All of the material below is to be returned exactly.
----- Exercise material
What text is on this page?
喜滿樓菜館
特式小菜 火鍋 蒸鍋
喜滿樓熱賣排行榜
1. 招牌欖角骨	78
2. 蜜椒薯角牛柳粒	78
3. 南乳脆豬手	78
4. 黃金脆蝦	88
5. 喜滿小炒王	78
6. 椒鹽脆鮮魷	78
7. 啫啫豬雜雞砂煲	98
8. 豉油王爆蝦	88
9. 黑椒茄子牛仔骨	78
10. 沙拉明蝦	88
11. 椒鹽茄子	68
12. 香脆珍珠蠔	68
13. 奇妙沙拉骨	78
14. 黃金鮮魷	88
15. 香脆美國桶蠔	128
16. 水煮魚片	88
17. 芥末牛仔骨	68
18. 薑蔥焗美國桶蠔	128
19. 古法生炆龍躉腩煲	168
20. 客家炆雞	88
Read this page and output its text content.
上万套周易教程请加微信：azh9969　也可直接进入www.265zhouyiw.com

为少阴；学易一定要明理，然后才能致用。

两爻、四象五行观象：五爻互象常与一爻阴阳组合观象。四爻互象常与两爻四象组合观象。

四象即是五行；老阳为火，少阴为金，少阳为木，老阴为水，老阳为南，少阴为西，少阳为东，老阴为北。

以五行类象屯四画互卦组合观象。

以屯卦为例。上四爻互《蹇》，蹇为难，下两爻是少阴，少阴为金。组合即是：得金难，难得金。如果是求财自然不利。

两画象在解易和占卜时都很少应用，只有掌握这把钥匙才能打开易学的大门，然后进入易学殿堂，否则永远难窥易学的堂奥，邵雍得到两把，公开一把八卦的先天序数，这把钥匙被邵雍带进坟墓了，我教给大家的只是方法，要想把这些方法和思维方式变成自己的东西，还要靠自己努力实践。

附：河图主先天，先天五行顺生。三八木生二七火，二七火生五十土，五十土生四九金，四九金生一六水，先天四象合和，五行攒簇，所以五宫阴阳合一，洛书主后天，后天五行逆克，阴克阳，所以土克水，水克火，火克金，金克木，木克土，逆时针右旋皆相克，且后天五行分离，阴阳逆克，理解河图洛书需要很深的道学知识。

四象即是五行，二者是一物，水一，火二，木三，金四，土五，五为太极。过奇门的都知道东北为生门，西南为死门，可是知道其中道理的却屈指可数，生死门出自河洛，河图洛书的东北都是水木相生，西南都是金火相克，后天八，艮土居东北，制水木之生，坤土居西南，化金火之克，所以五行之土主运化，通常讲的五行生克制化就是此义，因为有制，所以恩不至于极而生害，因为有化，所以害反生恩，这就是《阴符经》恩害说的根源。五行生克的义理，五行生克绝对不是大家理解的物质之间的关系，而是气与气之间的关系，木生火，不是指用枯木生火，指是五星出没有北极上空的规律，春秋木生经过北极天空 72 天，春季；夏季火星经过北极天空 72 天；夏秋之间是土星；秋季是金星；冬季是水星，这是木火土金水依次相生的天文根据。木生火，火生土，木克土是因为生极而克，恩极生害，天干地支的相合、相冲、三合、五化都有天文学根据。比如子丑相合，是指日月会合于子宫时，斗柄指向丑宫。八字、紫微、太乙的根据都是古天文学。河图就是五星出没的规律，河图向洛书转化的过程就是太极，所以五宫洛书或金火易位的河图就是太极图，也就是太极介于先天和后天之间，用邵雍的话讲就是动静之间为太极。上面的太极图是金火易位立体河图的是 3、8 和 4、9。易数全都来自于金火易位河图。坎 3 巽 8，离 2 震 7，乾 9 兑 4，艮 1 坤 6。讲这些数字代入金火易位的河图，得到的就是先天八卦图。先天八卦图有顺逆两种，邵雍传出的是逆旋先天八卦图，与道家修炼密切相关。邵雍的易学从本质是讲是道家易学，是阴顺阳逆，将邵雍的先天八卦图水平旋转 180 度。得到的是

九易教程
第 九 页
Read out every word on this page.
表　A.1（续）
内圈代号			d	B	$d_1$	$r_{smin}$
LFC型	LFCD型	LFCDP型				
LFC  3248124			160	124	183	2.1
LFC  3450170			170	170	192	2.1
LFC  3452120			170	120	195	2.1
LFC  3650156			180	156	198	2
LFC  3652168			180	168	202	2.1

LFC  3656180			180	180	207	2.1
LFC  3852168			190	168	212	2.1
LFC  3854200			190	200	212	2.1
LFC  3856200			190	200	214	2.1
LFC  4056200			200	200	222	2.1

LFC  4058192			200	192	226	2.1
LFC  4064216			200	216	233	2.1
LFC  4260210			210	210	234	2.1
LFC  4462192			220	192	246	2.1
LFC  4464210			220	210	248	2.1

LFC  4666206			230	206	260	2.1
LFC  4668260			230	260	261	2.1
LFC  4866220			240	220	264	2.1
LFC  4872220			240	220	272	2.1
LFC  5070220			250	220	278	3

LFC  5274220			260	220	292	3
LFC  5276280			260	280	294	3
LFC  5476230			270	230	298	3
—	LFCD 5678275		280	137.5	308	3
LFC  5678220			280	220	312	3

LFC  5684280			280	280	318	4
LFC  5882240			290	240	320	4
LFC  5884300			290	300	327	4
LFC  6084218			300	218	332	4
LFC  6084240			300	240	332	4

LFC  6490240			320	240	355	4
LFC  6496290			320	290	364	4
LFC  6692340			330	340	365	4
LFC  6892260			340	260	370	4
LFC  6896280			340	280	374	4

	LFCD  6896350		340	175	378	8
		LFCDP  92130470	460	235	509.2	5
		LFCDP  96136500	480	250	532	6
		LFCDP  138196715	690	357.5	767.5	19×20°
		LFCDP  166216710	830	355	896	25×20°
----------
◆ **Output for this exercise**
What text is on this page?
喜滿樓菜館
特式小菜 火鍋 蒸鍋
喜滿樓熱賣排行榜
1. 招牌欖角骨	78
2. 蜜椒薯角牛柳粒	78
3. 南乳脆豬手	78
4. 黃金脆蝦	88
5. 喜滿小炒王	78
6. 椒鹽脆鮮魷	78
7. 啫啫豬雜雞砂煲	98
8. 豉油王爆蝦	88
9. 黑椒茄子牛仔骨	78
10. 沙拉明蝦	88
11. 椒鹽茄子	68
12. 香脆珍珠蠔	68
13. 奇妙沙拉骨	78
14. 黃金鮮魷	88
15. 香脆美國桶蠔	128
16. 水煮魚片	88
17. 芥末牛仔骨	68
18. 薑蔥焗美國桶蠔	128
19. 古法生炆龍躉腩煲	168
20. 客家炆雞	88
Read this page and output its text content.
上万套周易教程请加微信：azh9969　也可直接进入www.265zhouyiw.com

为少阴；学易一定要明理，然后才能致用。

两爻、四象五行观象：五爻互象常与一爻阴阳组合观象。四爻互象常与两爻四象组合观象。

四象即是五行；老阳为火，少阴为金，少阳为木，老阴为水，老阳为南，少阴为西，少阳为东，老阴为北。

以五行类象屯四画互卦组合观象。

以屯卦为例。上四爻互《蹇》，蹇为难，下两爻是少阴，少阴为金。组合即是：得金难，难得金。如果是求财自然不利。

两画象在解易和占卜时都很少应用，只有掌握这把钥匙才能打开易学的大门，然后进入易学殿堂，否则永远难窥易学的堂奥，邵雍得到两把，公开一把八卦的先天序数，这把钥匙被邵雍带进坟墓了，我教给大家的只是方法，要想把这些方法和思维方式变成自己的东西，还要靠自己努力实践。

附：河图主先天，先天五行顺生。三八木生二七火，二七火生五十土，五十土生四九金，四九金生一六水，先天四象合和，五行攒簇，所以五宫阴阳合一，洛书主后天，后天五行逆克，阴克阳，所以土克水，水克火，火克金，金克木，木克土，逆时针右旋皆相克，且后天五行分离，阴阳逆克，理解河图洛书需要很深的道学知识。

四象即是五行，二者是一物，水一，火二，木三，金四，土五，五为太极。过奇门的都知道东北为生门，西南为死门，可是知道其中道理的却屈指可数，生死门出自河洛，河图洛书的东北都是水木相生，西南都是金火相克，后天八，艮土居东北，制水木之生，坤土居西南，化金火之克，所以五行之土主运化，通常讲的五行生克制化就是此义，因为有制，所以恩不至于极而生害，因为有化，所以害反生恩，这就是《阴符经》恩害说的根源。五行生克的义理，五行生克绝对不是大家理解的物质之间的关系，而是气与气之间的关系，木生火，不是指用枯木生火，指是五星出没有北极上空的规律，春秋木生经过北极天空 72 天，春季；夏季火星经过北极天空 72 天；夏秋之间是土星；秋季是金星；冬季是水星，这是木火土金水依次相生的天文根据。木生火，火生土，木克土是因为生极而克，恩极生害，天干地支的相合、相冲、三合、五化都有天文学根据。比如子丑相合，是指日月会合于子宫时，斗柄指向丑宫。八字、紫微、太乙的根据都是古天文学。河图就是五星出没的规律，河图向洛书转化的过程就是太极，所以五宫洛书或金火易位的河图就是太极图，也就是太极介于先天和后天之间，用邵雍的话讲就是动静之间为太极。上面的太极图是金火易位立体河图的是 3、8 和 4、9。易数全都来自于金火易位河图。坎 3 巽 8，离 2 震 7，乾 9 兑 4，艮 1 坤 6。讲这些数字代入金火易位的河图，得到的就是先天八卦图。先天八卦图有顺逆两种，邵雍传出的是逆旋先天八卦图，与道家修炼密切相关。邵雍的易学从本质是讲是道家易学，是阴顺阳逆，将邵雍的先天八卦图水平旋转 180 度。得到的是

九易教程
第 九 页
Read out every word on this page.
表　A.1（续）
内圈代号			d	B	$d_1$	$r_{smin}$
LFC型	LFCD型	LFCDP型				
LFC  3248124			160	124	183	2.1
LFC  3450170			170	170	192	2.1
LFC  3452120			170	120	195	2.1
LFC  3650156			180	156	198	2
LFC  3652168			180	168	202	2.1

LFC  3656180			180	180	207	2.1
LFC  3852168			190	168	212	2.1
LFC  3854200			190	200	212	2.1
LFC  3856200			190	200	214	2.1
LFC  4056200			200	200	222	2.1

LFC  4058192			200	192	226	2.1
LFC  4064216			200	216	233	2.1
LFC  4260210			210	210	234	2.1
LFC  4462192			220	192	246	2.1
LFC  4464210			220	210	248	2.1

LFC  4666206			230	206	260	2.1
LFC  4668260			230	260	261	2.1
LFC  4866220			240	220	264	2.1
LFC  4872220			240	220	272	2.1
LFC  5070220			250	220	278	3

LFC  5274220			260	220	292	3
LFC  5276280			260	280	294	3
LFC  5476230			270	230	298	3
—	LFCD 5678275		280	137.5	308	3
LFC  5678220			280	220	312	3

LFC  5684280			280	280	318	4
LFC  5882240			290	240	320	4
LFC  5884300			290	300	327	4
LFC  6084218			300	218	332	4
LFC  6084240			300	240	332	4

LFC  6490240			320	240	355	4
LFC  6496290			320	290	364	4
LFC  6692340			330	340	365	4
LFC  6892260			340	260	370	4
LFC  6896280			340	280	374	4

	LFCD  6896350		340	175	378	8
		LFCDP  92130470	460	235	509.2	5
		LFCDP  96136500	480	250	532	6
		LFCDP  138196715	690	357.5	767.5	19×20°
		LFCDP  166216710	830	355	896	25×20°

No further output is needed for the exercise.